TASK INPUT
----------

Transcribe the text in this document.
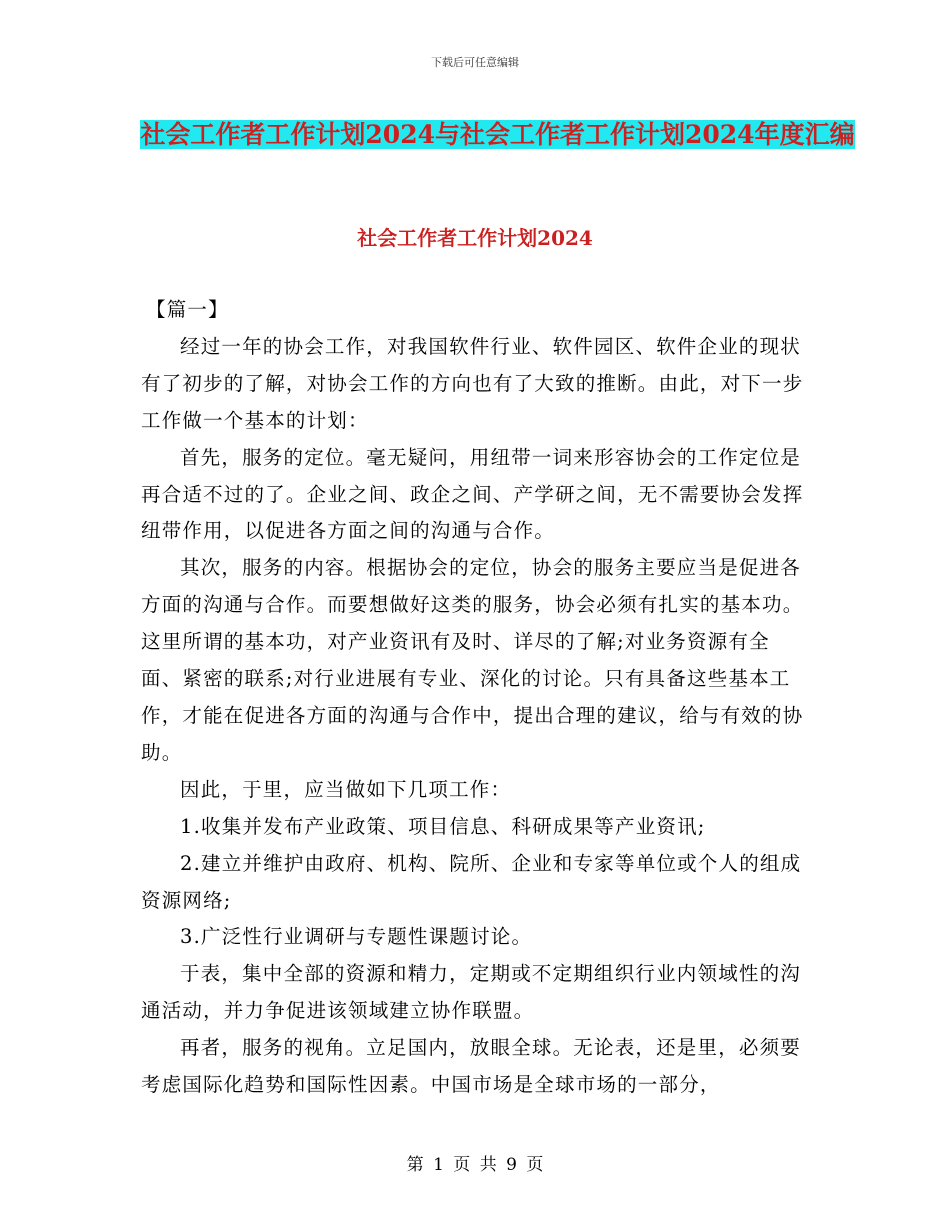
下载后可任意编辑
社会工作者工作计划2024与社会工作者工作计划2024年度汇编
社会工作者工作计划2024

【篇一】

经过一年的协会工作，对我国软件行业、软件园区、软件企业的现状有了初步的了解，对协会工作的方向也有了大致的推断。由此，对下一步工作做一个基本的计划：

首先，服务的定位。毫无疑问，用纽带一词来形容协会的工作定位是再合适不过的了。企业之间、政企之间、产学研之间，无不需要协会发挥纽带作用，以促进各方面之间的沟通与合作。

其次，服务的内容。根据协会的定位，协会的服务主要应当是促进各方面的沟通与合作。而要想做好这类的服务，协会必须有扎实的基本功。这里所谓的基本功，对产业资讯有及时、详尽的了解;对业务资源有全面、紧密的联系;对行业进展有专业、深化的讨论。只有具备这些基本工作，才能在促进各方面的沟通与合作中，提出合理的建议，给与有效的协助。

因此，于里，应当做如下几项工作：

1.收集并发布产业政策、项目信息、科研成果等产业资讯;

2.建立并维护由政府、机构、院所、企业和专家等单位或个人的组成资源网络;

3.广泛性行业调研与专题性课题讨论。

于表，集中全部的资源和精力，定期或不定期组织行业内领域性的沟通活动，并力争促进该领域建立协作联盟。

再者，服务的视角。立足国内，放眼全球。无论表，还是里，必须要考虑国际化趋势和国际性因素。中国市场是全球市场的一部分，

第 1 页 共 9 页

----------

Quote each entry above verbatim and drop the pictures.

Transcribe the text in this document.
下载后可任意编辑
社会工作者工作计划2024与社会工作者工作计划2024年度汇编
社会工作者工作计划2024

【篇一】

经过一年的协会工作，对我国软件行业、软件园区、软件企业的现状有了初步的了解，对协会工作的方向也有了大致的推断。由此，对下一步工作做一个基本的计划：

首先，服务的定位。毫无疑问，用纽带一词来形容协会的工作定位是再合适不过的了。企业之间、政企之间、产学研之间，无不需要协会发挥纽带作用，以促进各方面之间的沟通与合作。

其次，服务的内容。根据协会的定位，协会的服务主要应当是促进各方面的沟通与合作。而要想做好这类的服务，协会必须有扎实的基本功。这里所谓的基本功，对产业资讯有及时、详尽的了解;对业务资源有全面、紧密的联系;对行业进展有专业、深化的讨论。只有具备这些基本工作，才能在促进各方面的沟通与合作中，提出合理的建议，给与有效的协助。

因此，于里，应当做如下几项工作：

1.收集并发布产业政策、项目信息、科研成果等产业资讯;

2.建立并维护由政府、机构、院所、企业和专家等单位或个人的组成资源网络;

3.广泛性行业调研与专题性课题讨论。

于表，集中全部的资源和精力，定期或不定期组织行业内领域性的沟通活动，并力争促进该领域建立协作联盟。

再者，服务的视角。立足国内，放眼全球。无论表，还是里，必须要考虑国际化趋势和国际性因素。中国市场是全球市场的一部分，

第 1 页 共 9 页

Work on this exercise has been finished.